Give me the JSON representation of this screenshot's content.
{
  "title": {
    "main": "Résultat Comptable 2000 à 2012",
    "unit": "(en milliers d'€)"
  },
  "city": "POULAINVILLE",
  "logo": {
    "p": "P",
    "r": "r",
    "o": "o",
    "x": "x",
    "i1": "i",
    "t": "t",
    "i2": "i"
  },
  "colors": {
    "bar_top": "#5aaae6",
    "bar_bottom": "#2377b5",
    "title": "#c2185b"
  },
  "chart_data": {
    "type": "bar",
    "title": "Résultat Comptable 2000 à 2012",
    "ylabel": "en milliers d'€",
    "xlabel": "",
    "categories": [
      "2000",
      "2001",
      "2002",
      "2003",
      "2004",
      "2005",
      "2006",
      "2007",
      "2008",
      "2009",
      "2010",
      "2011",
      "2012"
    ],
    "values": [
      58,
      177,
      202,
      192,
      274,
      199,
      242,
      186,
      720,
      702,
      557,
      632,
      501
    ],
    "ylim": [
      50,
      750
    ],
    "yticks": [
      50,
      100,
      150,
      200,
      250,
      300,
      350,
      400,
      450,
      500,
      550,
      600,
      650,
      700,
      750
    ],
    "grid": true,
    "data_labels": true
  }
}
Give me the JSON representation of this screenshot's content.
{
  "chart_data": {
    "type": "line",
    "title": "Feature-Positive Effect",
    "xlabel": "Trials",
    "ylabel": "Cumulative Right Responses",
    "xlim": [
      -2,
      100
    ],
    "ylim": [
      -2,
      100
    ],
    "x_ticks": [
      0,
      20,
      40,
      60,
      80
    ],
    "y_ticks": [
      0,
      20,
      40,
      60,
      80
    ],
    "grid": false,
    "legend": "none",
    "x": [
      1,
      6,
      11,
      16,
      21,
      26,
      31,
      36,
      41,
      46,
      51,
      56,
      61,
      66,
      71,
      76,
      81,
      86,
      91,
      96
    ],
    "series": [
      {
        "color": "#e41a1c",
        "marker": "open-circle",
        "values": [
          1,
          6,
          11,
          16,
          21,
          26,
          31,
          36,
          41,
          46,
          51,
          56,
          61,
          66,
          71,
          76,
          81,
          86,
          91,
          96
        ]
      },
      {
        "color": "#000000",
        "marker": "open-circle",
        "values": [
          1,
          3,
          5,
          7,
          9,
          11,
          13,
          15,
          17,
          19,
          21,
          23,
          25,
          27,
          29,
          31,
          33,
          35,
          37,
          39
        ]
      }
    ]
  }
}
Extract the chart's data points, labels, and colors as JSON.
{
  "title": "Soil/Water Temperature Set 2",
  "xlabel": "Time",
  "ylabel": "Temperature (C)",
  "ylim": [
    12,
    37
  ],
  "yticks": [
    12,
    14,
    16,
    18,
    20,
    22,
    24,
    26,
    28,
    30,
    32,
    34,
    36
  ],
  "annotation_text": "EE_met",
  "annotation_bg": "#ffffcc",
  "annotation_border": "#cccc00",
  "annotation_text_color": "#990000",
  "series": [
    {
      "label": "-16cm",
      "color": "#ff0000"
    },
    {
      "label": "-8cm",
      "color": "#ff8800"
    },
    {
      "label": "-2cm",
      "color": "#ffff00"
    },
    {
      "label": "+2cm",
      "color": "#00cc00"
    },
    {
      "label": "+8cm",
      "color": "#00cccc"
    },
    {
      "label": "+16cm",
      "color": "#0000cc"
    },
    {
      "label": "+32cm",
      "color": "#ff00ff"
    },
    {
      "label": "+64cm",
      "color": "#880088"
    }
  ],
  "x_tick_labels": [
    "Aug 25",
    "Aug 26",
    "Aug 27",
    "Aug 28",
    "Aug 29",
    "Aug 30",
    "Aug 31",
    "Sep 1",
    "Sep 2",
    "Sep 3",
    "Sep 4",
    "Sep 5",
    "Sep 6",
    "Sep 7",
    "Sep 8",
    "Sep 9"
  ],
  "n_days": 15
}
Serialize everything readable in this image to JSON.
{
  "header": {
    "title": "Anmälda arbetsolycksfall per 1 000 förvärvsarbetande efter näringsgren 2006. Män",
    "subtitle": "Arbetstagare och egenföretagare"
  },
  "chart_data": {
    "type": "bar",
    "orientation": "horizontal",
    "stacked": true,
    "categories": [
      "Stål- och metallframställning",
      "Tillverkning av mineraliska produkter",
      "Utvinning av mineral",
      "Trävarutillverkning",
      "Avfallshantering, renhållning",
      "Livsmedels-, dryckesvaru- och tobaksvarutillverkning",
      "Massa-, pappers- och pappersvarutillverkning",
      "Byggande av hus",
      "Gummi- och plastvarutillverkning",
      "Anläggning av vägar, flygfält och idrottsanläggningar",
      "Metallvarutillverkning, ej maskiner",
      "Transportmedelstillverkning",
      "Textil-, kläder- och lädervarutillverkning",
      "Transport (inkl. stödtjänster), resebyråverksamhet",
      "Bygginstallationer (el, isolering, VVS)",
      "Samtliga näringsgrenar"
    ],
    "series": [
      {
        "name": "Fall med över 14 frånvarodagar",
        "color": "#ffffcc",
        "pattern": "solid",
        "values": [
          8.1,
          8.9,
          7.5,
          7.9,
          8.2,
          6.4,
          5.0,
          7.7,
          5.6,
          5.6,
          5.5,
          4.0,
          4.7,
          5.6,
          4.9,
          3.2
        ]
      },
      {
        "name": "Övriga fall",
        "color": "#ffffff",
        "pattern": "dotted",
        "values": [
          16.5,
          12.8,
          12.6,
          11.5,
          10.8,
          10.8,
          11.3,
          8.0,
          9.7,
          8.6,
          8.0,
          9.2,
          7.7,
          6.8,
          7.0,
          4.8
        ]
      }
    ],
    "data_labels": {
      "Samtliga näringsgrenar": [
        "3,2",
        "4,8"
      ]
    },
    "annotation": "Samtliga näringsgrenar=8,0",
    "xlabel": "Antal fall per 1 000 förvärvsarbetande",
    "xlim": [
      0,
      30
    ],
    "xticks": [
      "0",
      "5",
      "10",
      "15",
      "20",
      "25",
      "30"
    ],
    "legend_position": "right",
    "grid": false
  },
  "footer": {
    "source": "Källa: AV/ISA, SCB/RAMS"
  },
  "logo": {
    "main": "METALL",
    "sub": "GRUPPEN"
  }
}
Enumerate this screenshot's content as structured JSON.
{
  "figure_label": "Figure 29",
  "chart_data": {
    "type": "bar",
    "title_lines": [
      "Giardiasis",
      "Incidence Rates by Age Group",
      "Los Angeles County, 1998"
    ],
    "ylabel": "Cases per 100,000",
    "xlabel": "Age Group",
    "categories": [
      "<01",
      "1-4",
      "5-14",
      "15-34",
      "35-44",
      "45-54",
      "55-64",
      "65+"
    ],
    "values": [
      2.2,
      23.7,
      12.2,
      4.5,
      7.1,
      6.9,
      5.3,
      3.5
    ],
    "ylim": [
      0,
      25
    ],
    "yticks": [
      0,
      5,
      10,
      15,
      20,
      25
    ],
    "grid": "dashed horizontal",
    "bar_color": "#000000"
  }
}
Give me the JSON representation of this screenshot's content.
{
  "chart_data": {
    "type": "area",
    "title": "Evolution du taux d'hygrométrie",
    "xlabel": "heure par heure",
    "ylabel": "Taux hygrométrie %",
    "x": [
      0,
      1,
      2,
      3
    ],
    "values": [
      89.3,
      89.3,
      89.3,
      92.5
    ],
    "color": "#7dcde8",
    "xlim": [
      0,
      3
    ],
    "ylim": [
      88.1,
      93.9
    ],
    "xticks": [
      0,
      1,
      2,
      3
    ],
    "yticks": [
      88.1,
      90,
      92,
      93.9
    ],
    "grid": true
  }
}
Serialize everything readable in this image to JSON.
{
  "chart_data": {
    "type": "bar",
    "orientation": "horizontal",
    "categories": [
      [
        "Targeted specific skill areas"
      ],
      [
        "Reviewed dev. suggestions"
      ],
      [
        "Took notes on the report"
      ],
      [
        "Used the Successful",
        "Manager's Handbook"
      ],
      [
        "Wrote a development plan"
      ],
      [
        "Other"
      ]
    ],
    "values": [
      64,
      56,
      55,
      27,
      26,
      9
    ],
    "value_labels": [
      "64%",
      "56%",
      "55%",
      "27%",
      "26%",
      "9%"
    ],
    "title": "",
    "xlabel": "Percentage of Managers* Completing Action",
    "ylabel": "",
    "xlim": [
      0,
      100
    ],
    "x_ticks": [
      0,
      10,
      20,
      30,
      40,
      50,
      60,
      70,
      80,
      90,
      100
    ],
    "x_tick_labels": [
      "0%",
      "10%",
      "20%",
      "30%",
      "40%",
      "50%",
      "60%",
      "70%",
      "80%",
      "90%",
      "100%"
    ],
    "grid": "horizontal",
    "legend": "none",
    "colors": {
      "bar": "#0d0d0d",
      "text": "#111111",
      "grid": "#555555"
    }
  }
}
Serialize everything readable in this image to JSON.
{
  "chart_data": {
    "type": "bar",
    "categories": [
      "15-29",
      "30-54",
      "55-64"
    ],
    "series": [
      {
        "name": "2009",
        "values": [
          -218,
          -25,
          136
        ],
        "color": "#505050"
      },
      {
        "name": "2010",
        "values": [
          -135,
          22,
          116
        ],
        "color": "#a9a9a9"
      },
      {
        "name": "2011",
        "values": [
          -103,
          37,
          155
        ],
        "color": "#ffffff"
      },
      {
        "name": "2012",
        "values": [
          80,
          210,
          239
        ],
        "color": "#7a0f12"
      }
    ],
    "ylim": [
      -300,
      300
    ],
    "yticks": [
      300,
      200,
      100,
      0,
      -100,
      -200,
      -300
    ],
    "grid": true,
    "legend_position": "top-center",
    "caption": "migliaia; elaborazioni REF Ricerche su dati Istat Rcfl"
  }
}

--*--

WHAT YOU ARE ASKED TO DO:
Reproduce each line of the entries in which the word "true" is found.

CORRECT ANSWER:
    "grid": true,
    "data_labels": true
    "stacked": true,
    "grid": true
    "grid": true,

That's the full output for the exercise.